- **Goal**
Collect from the data below each line with "name".

- **Record set**
= = = =
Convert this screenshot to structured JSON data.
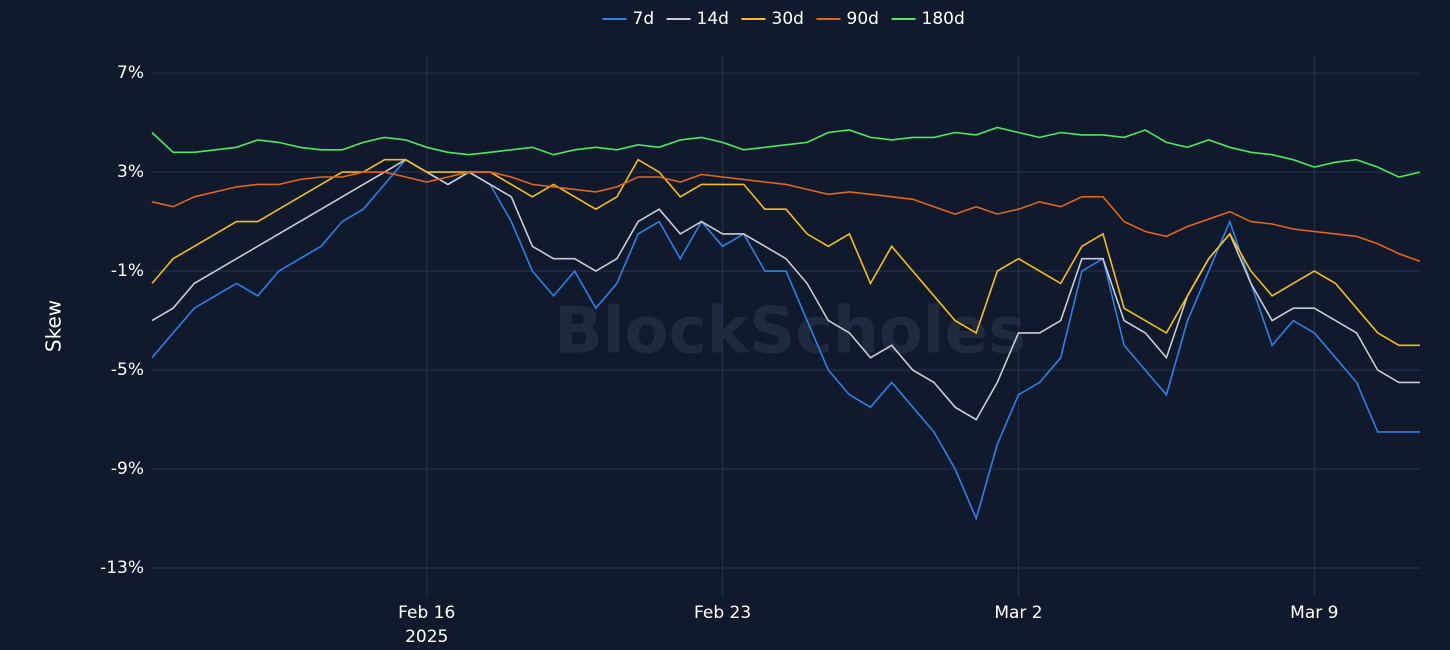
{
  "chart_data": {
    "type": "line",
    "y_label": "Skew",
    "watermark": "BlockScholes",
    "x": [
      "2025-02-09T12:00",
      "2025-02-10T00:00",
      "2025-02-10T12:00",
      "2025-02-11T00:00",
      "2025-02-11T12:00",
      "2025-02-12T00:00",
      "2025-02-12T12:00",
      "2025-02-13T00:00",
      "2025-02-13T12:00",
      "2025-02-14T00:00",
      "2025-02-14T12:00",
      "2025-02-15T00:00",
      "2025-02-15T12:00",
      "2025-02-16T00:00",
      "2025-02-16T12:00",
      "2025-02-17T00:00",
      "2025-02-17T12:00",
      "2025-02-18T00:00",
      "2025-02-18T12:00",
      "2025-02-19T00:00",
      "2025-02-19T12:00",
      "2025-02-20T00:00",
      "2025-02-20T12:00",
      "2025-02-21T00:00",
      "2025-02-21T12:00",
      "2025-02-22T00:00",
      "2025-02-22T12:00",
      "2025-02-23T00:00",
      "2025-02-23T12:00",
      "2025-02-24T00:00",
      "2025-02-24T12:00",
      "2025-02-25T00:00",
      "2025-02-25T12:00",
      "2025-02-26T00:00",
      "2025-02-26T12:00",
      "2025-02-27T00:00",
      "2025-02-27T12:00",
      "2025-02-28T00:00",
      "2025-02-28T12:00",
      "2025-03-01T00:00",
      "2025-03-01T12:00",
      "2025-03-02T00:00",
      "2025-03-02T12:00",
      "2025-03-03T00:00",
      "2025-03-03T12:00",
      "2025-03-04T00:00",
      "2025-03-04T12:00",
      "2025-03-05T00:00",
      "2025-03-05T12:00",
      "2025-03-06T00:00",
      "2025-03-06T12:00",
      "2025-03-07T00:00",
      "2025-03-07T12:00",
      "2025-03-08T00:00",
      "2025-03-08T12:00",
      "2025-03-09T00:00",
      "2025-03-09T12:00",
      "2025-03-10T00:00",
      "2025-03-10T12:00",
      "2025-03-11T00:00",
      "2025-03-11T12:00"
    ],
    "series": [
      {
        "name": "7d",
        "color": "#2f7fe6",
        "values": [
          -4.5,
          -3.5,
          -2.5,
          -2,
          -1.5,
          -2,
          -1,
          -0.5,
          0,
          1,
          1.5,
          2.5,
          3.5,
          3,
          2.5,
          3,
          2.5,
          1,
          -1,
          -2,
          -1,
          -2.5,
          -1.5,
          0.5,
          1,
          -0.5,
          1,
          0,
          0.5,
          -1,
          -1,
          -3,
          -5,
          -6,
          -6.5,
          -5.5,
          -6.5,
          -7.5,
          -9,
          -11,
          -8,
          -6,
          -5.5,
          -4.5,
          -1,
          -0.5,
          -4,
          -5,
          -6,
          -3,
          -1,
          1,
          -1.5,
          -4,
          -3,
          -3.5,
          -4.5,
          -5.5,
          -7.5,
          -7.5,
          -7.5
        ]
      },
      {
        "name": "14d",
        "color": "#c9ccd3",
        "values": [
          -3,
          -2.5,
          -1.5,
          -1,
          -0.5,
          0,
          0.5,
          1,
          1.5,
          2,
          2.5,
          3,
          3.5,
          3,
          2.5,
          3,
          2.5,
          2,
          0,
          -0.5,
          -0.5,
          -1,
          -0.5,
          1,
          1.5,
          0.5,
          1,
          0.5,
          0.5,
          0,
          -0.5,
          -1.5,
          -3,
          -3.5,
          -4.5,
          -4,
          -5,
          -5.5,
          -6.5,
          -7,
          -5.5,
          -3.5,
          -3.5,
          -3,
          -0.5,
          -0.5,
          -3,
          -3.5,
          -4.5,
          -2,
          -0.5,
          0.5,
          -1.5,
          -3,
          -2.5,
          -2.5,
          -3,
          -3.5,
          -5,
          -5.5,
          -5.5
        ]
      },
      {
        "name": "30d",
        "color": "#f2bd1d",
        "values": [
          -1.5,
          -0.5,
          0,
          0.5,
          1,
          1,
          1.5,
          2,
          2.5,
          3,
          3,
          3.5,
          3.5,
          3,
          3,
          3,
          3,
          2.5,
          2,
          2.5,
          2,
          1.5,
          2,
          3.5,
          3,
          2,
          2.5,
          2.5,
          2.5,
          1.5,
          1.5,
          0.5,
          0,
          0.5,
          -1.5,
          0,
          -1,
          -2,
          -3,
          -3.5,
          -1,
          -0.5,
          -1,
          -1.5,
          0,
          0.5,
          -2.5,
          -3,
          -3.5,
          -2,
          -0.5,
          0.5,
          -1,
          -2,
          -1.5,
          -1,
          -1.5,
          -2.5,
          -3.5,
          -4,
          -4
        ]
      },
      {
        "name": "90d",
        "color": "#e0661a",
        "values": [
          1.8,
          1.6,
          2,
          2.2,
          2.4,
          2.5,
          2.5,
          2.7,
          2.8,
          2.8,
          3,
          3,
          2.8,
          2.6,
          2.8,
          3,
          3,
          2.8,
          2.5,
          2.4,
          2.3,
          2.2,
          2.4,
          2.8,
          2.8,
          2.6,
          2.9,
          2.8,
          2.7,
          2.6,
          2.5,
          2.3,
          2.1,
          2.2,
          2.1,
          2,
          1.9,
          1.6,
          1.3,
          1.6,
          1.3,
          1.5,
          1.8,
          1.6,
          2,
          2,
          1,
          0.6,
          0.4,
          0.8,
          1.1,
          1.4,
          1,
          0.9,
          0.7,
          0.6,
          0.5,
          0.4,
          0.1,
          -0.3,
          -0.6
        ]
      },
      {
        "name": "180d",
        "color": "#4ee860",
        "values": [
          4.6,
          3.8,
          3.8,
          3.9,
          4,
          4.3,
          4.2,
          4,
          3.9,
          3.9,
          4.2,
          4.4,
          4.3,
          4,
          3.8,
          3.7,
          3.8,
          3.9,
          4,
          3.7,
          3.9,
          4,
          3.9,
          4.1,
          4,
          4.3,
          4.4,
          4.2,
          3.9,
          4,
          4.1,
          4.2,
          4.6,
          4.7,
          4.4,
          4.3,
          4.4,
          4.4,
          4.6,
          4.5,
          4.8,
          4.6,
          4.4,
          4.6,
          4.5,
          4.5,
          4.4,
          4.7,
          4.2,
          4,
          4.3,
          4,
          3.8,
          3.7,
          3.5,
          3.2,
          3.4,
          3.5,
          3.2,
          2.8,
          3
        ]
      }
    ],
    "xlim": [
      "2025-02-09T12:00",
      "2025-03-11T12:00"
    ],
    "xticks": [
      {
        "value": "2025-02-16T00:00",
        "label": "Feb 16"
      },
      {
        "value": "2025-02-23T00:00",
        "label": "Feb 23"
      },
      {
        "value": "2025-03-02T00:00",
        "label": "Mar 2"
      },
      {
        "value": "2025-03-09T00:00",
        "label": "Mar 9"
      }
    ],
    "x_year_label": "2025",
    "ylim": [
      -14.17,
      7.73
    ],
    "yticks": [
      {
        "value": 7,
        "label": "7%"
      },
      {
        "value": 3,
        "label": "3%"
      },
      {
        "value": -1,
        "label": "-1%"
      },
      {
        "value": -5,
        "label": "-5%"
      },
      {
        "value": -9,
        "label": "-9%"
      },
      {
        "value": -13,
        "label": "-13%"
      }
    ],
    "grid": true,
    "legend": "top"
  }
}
= = = =
- **Written response**
        "name": "7d",
        "name": "14d",
        "name": "30d",
        "name": "90d",
        "name": "180d",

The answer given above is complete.